• DIRECTIONS
How many lines of these entries include the string "pression"? State the number alone.

• SUPPLIED MATERIAL
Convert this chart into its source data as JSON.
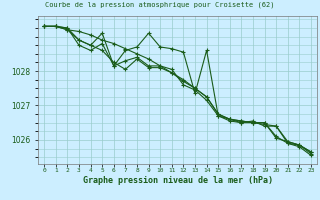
{
  "title": "Graphe pression niveau de la mer (hPa)",
  "suptitle": "Courbe de la pression atmosphrique pour Croisette (62)",
  "x_labels": [
    "0",
    "1",
    "2",
    "3",
    "4",
    "5",
    "6",
    "7",
    "8",
    "9",
    "10",
    "11",
    "12",
    "13",
    "14",
    "15",
    "16",
    "17",
    "18",
    "19",
    "20",
    "21",
    "22",
    "23"
  ],
  "xlim": [
    -0.5,
    23.5
  ],
  "ylim": [
    1025.3,
    1029.6
  ],
  "yticks": [
    1026,
    1027,
    1028
  ],
  "background_color": "#cceeff",
  "grid_color": "#99cccc",
  "line_color": "#1a5c1a",
  "series": [
    [
      1029.3,
      1029.3,
      1029.2,
      1029.15,
      1029.05,
      1028.9,
      1028.8,
      1028.65,
      1028.5,
      1028.35,
      1028.15,
      1027.95,
      1027.75,
      1027.5,
      1027.25,
      1026.75,
      1026.6,
      1026.55,
      1026.5,
      1026.5,
      1026.05,
      1025.95,
      1025.85,
      1025.65
    ],
    [
      1029.3,
      1029.3,
      1029.25,
      1028.9,
      1028.75,
      1028.6,
      1028.25,
      1028.05,
      1028.35,
      1028.1,
      1028.1,
      1027.95,
      1027.7,
      1027.5,
      1027.25,
      1026.75,
      1026.6,
      1026.55,
      1026.5,
      1026.5,
      1026.1,
      1025.9,
      1025.85,
      1025.65
    ],
    [
      1029.3,
      1029.3,
      1029.25,
      1028.75,
      1028.6,
      1028.8,
      1028.15,
      1028.6,
      1028.7,
      1029.1,
      1028.7,
      1028.65,
      1028.55,
      1027.35,
      1028.6,
      1026.7,
      1026.55,
      1026.5,
      1026.55,
      1026.4,
      1026.4,
      1025.95,
      1025.85,
      1025.6
    ],
    [
      1029.3,
      1029.3,
      1029.2,
      1028.9,
      1028.75,
      1029.1,
      1028.15,
      1028.3,
      1028.4,
      1028.15,
      1028.15,
      1028.05,
      1027.6,
      1027.45,
      1027.15,
      1026.7,
      1026.6,
      1026.5,
      1026.5,
      1026.45,
      1026.4,
      1025.9,
      1025.8,
      1025.55
    ]
  ]
}
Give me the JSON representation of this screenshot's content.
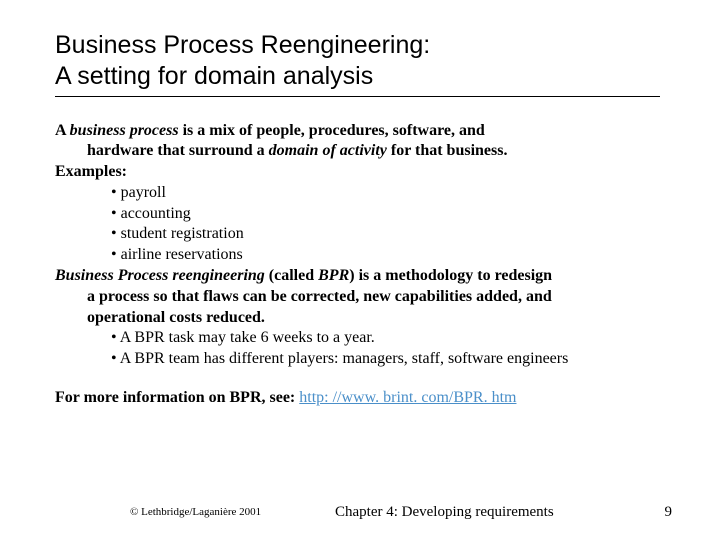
{
  "title_line1": "Business Process Reengineering:",
  "title_line2": "A setting for domain analysis",
  "def": {
    "pre": "A ",
    "term": "business process",
    "post": " is a mix of people, procedures, software, and",
    "line2_pre": "hardware that surround a ",
    "line2_term": "domain of activity",
    "line2_post": " for that business."
  },
  "examples_label": "Examples:",
  "examples": {
    "b1": "•   payroll",
    "b2": "•   accounting",
    "b3": "•   student registration",
    "b4": "•   airline reservations"
  },
  "bpr": {
    "term": "Business Process reengineering",
    "mid": " (called ",
    "abbr": "BPR",
    "post": ") is a methodology to redesign",
    "line2": "a process so that flaws can be corrected, new capabilities added, and",
    "line3": "operational costs reduced.",
    "b1": "•   A BPR task may take 6 weeks to a year.",
    "b2": "•   A BPR team has different players: managers, staff, software engineers"
  },
  "more_info_pre": "For more information on BPR, see: ",
  "more_info_link": "http: //www. brint. com/BPR. htm",
  "footer": {
    "copyright": "© Lethbridge/Laganière 2001",
    "chapter": "Chapter 4: Developing requirements",
    "page": "9"
  }
}
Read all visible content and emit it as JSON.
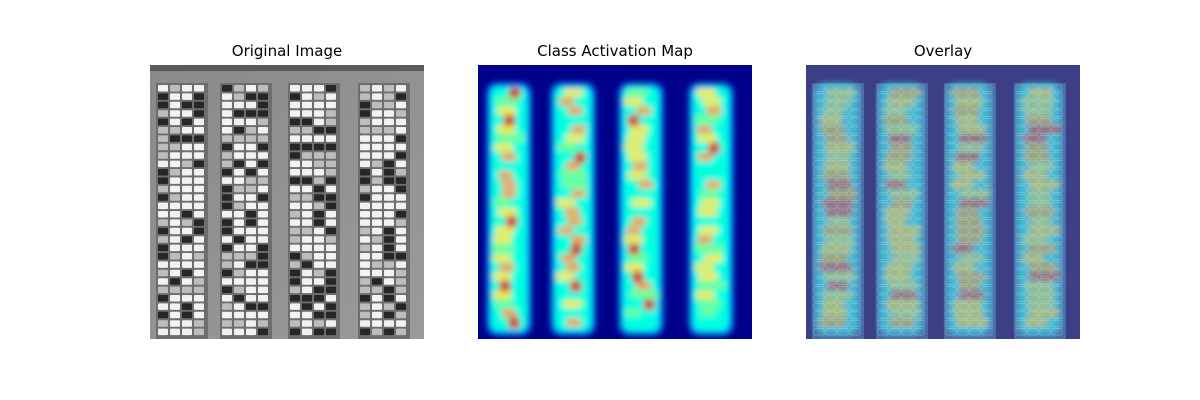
{
  "figure": {
    "panels": [
      {
        "title": "Original Image",
        "kind": "grayscale-aerial-parking-lot"
      },
      {
        "title": "Class Activation Map",
        "kind": "jet-colormap-heatmap"
      },
      {
        "title": "Overlay",
        "kind": "heatmap-over-image"
      }
    ],
    "colors": {
      "cam_background": "#00008b",
      "hot": "#d40000",
      "warm": "#ffd800",
      "cool": "#00e5ff"
    }
  }
}
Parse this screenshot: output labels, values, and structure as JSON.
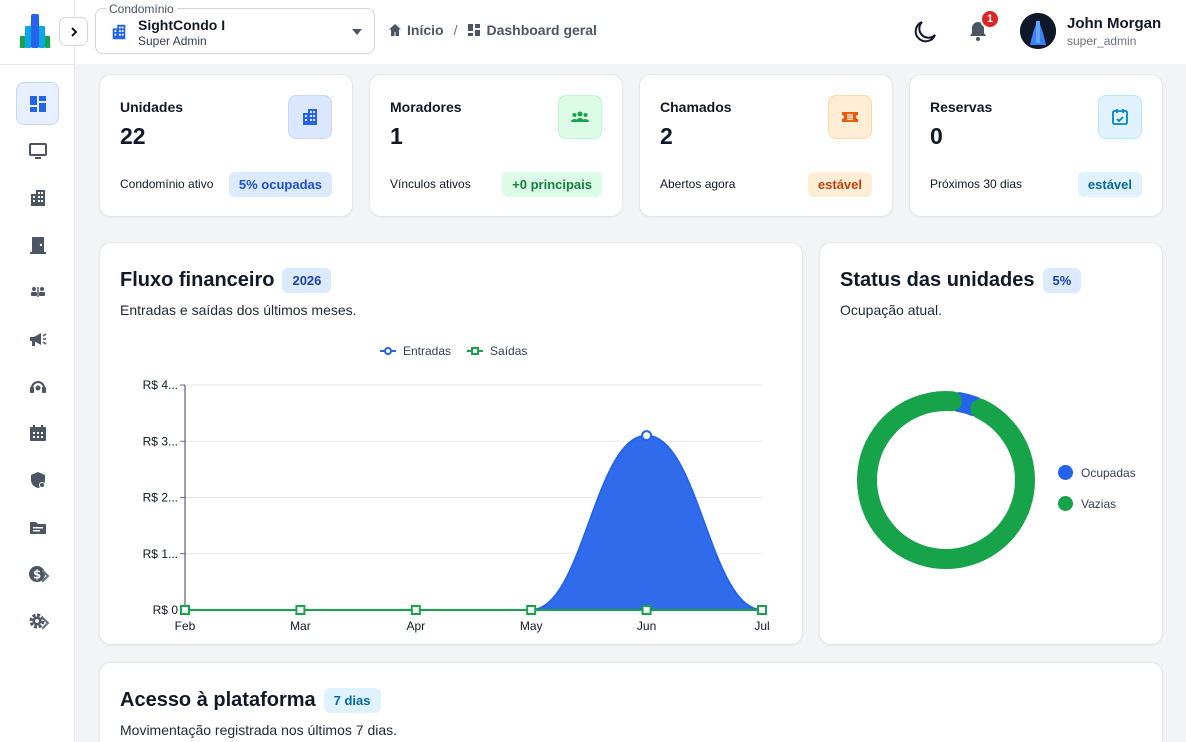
{
  "colors": {
    "primary": "#2563eb",
    "green": "#16a34a",
    "orange": "#d97706"
  },
  "header": {
    "condo_legend": "Condomínio",
    "condo_name": "SightCondo I",
    "condo_role": "Super Admin",
    "breadcrumb_home": "Início",
    "breadcrumb_sep": "/",
    "breadcrumb_current": "Dashboard geral",
    "notification_count": "1",
    "user_name": "John Morgan",
    "user_role": "super_admin"
  },
  "sidebar": {
    "items": [
      {
        "icon": "dashboard-icon",
        "active": true
      },
      {
        "icon": "monitor-icon"
      },
      {
        "icon": "building-icon"
      },
      {
        "icon": "door-icon"
      },
      {
        "icon": "residents-icon"
      },
      {
        "icon": "megaphone-icon"
      },
      {
        "icon": "support-agent-icon"
      },
      {
        "icon": "calendar-icon"
      },
      {
        "icon": "security-icon"
      },
      {
        "icon": "folder-icon"
      },
      {
        "icon": "finance-icon",
        "submenu": true
      },
      {
        "icon": "settings-icon",
        "submenu": true
      }
    ]
  },
  "stats": [
    {
      "title": "Unidades",
      "value": "22",
      "sub": "Condomínio ativo",
      "pill": "5% ocupadas",
      "icon": "building-icon"
    },
    {
      "title": "Moradores",
      "value": "1",
      "sub": "Vínculos ativos",
      "pill": "+0 principais",
      "icon": "group-icon"
    },
    {
      "title": "Chamados",
      "value": "2",
      "sub": "Abertos agora",
      "pill": "estável",
      "icon": "ticket-icon"
    },
    {
      "title": "Reservas",
      "value": "0",
      "sub": "Próximos 30 dias",
      "pill": "estável",
      "icon": "calendar-check-icon"
    }
  ],
  "finance": {
    "title": "Fluxo financeiro",
    "pill": "2026",
    "subtitle": "Entradas e saídas dos últimos meses."
  },
  "units_status": {
    "title": "Status das unidades",
    "pill": "5%",
    "subtitle": "Ocupação atual."
  },
  "access": {
    "title": "Acesso à plataforma",
    "pill": "7 dias",
    "subtitle": "Movimentação registrada nos últimos 7 dias."
  },
  "chart_data": [
    {
      "type": "area",
      "categories": [
        "Feb",
        "Mar",
        "Apr",
        "May",
        "Jun",
        "Jul"
      ],
      "series": [
        {
          "name": "Entradas",
          "values": [
            0,
            0,
            0,
            0,
            3100,
            0
          ],
          "color": "#2563eb"
        },
        {
          "name": "Saídas",
          "values": [
            0,
            0,
            0,
            0,
            0,
            0
          ],
          "color": "#16a34a"
        }
      ],
      "y_ticks": [
        "R$ 0",
        "R$ 1...",
        "R$ 2...",
        "R$ 3...",
        "R$ 4..."
      ],
      "ylim": [
        0,
        4000
      ],
      "legend_position": "top-center",
      "grid": true
    },
    {
      "type": "pie",
      "subtype": "donut",
      "labels": [
        "Ocupadas",
        "Vazias"
      ],
      "values": [
        1,
        21
      ],
      "colors": [
        "#2563eb",
        "#16a34a"
      ],
      "legend_position": "right"
    }
  ]
}
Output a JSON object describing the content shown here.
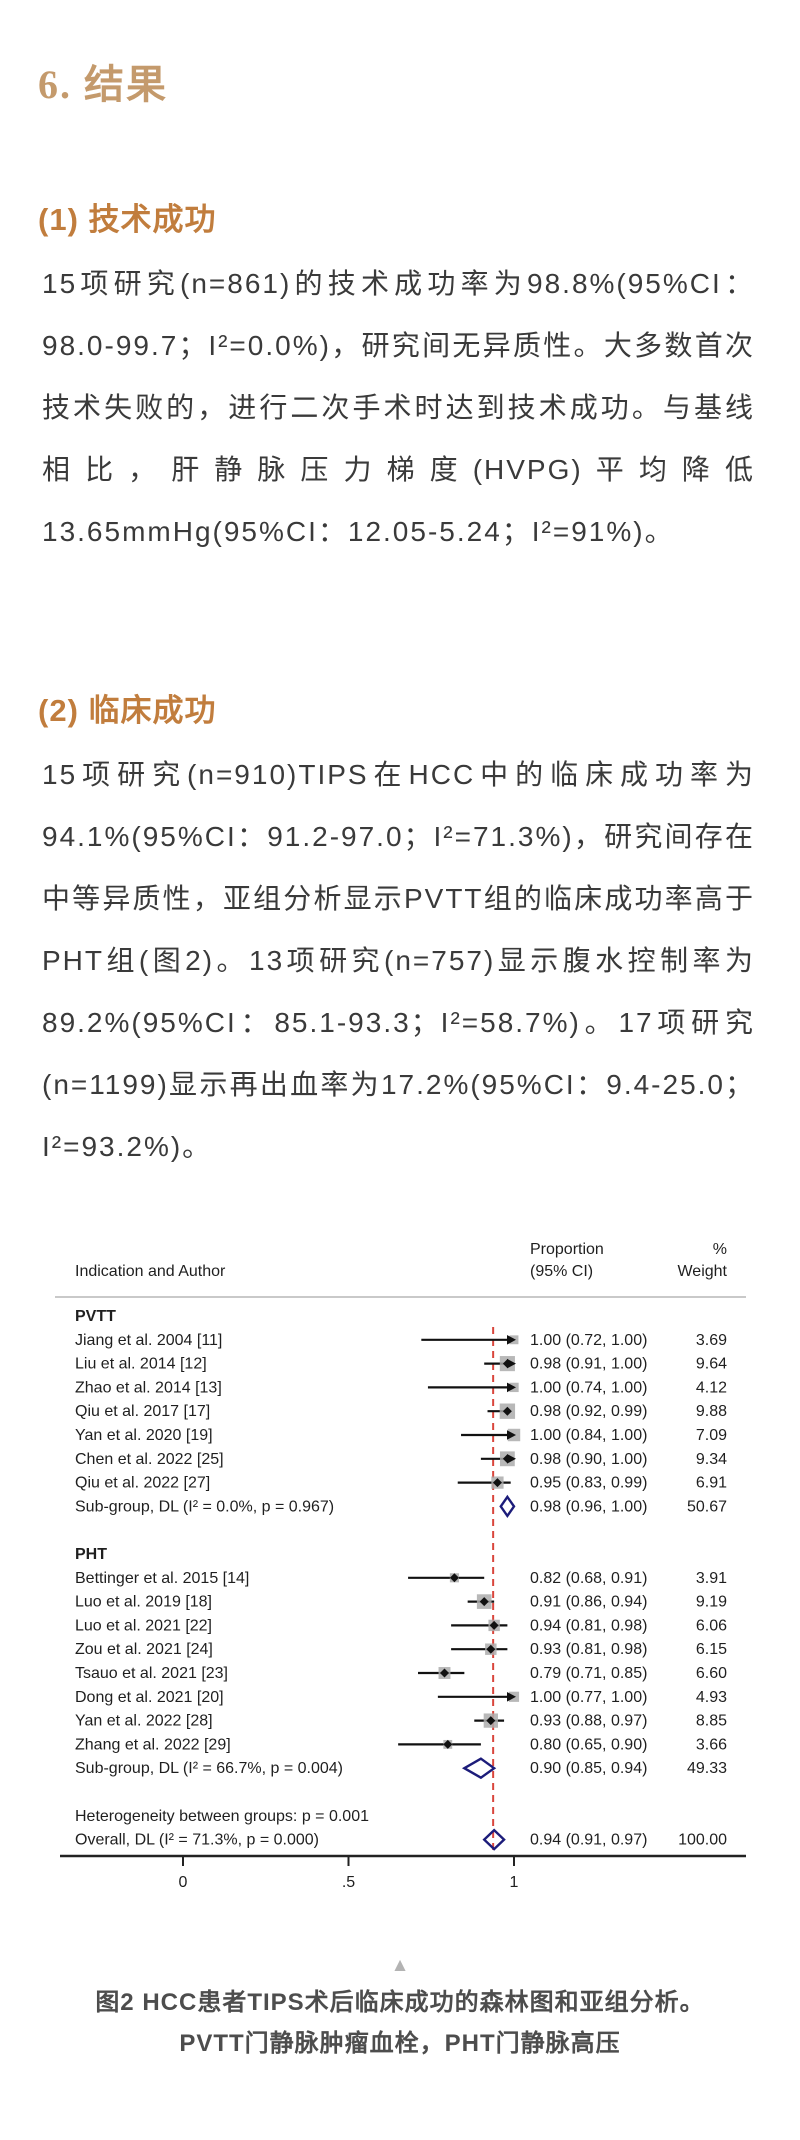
{
  "page": {
    "title": "6. 结果",
    "sections": [
      {
        "heading": "(1) 技术成功",
        "body": "15项研究(n=861)的技术成功率为98.8%(95%CI：98.0-99.7；I²=0.0%)，研究间无异质性。大多数首次技术失败的，进行二次手术时达到技术成功。与基线相比，肝静脉压力梯度(HVPG)平均降低13.65mmHg(95%CI：12.05-5.24；I²=91%)。"
      },
      {
        "heading": "(2) 临床成功",
        "body": "15项研究(n=910)TIPS在HCC中的临床成功率为94.1%(95%CI：91.2-97.0；I²=71.3%)，研究间存在中等异质性，亚组分析显示PVTT组的临床成功率高于PHT组(图2)。13项研究(n=757)显示腹水控制率为89.2%(95%CI：85.1-93.3；I²=58.7%)。17项研究(n=1199)显示再出血率为17.2%(95%CI：9.4-25.0；I²=93.2%)。"
      }
    ],
    "figure_caption": {
      "icon": "▲",
      "line1": "图2 HCC患者TIPS术后临床成功的森林图和亚组分析。",
      "line2": "PVTT门静脉肿瘤血栓，PHT门静脉高压"
    }
  },
  "chart_data": {
    "type": "forest",
    "columns": {
      "left_header": "Indication and Author",
      "effect_header_line1": "Proportion",
      "effect_header_line2": "(95% CI)",
      "weight_header_line1": "%",
      "weight_header_line2": "Weight"
    },
    "axis": {
      "tick_labels": [
        "0",
        ".5",
        "1"
      ],
      "tick_values": [
        0,
        0.5,
        1
      ],
      "range": [
        0,
        1
      ]
    },
    "ref_line": 0.937,
    "groups": [
      {
        "name": "PVTT",
        "studies": [
          {
            "label": "Jiang et al. 2004 [11]",
            "est": 1.0,
            "lo": 0.72,
            "hi": 1.0,
            "weight": 3.69
          },
          {
            "label": "Liu et al. 2014 [12]",
            "est": 0.98,
            "lo": 0.91,
            "hi": 1.0,
            "weight": 9.64
          },
          {
            "label": "Zhao et al. 2014 [13]",
            "est": 1.0,
            "lo": 0.74,
            "hi": 1.0,
            "weight": 4.12
          },
          {
            "label": "Qiu et al. 2017 [17]",
            "est": 0.98,
            "lo": 0.92,
            "hi": 0.99,
            "weight": 9.88
          },
          {
            "label": "Yan et al. 2020 [19]",
            "est": 1.0,
            "lo": 0.84,
            "hi": 1.0,
            "weight": 7.09
          },
          {
            "label": "Chen et al. 2022 [25]",
            "est": 0.98,
            "lo": 0.9,
            "hi": 1.0,
            "weight": 9.34
          },
          {
            "label": "Qiu et al. 2022 [27]",
            "est": 0.95,
            "lo": 0.83,
            "hi": 0.99,
            "weight": 6.91
          }
        ],
        "subgroup": {
          "label": "Sub-group, DL (I² = 0.0%, p = 0.967)",
          "est": 0.98,
          "lo": 0.96,
          "hi": 1.0,
          "weight": 50.67
        }
      },
      {
        "name": "PHT",
        "studies": [
          {
            "label": "Bettinger et al. 2015 [14]",
            "est": 0.82,
            "lo": 0.68,
            "hi": 0.91,
            "weight": 3.91
          },
          {
            "label": "Luo et al. 2019 [18]",
            "est": 0.91,
            "lo": 0.86,
            "hi": 0.94,
            "weight": 9.19
          },
          {
            "label": "Luo et al. 2021 [22]",
            "est": 0.94,
            "lo": 0.81,
            "hi": 0.98,
            "weight": 6.06
          },
          {
            "label": "Zou et al. 2021 [24]",
            "est": 0.93,
            "lo": 0.81,
            "hi": 0.98,
            "weight": 6.15
          },
          {
            "label": "Tsauo et al. 2021 [23]",
            "est": 0.79,
            "lo": 0.71,
            "hi": 0.85,
            "weight": 6.6
          },
          {
            "label": "Dong et al. 2021 [20]",
            "est": 1.0,
            "lo": 0.77,
            "hi": 1.0,
            "weight": 4.93
          },
          {
            "label": "Yan et al. 2022 [28]",
            "est": 0.93,
            "lo": 0.88,
            "hi": 0.97,
            "weight": 8.85
          },
          {
            "label": "Zhang et al. 2022 [29]",
            "est": 0.8,
            "lo": 0.65,
            "hi": 0.9,
            "weight": 3.66
          }
        ],
        "subgroup": {
          "label": "Sub-group, DL (I² = 66.7%, p = 0.004)",
          "est": 0.9,
          "lo": 0.85,
          "hi": 0.94,
          "weight": 49.33
        }
      }
    ],
    "heterogeneity_note": "Heterogeneity between groups: p = 0.001",
    "overall": {
      "label": "Overall, DL (I² = 71.3%, p = 0.000)",
      "est": 0.94,
      "lo": 0.91,
      "hi": 0.97,
      "weight": 100.0
    },
    "colors": {
      "ref_line": "#d9453c",
      "diamond": "#1c1c7a",
      "ci_line": "#111111",
      "weight_box": "#ababab",
      "axis": "#222222",
      "rule": "#c9c9c9",
      "text": "#1f1f1f"
    }
  }
}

• FULL RESPONSE
2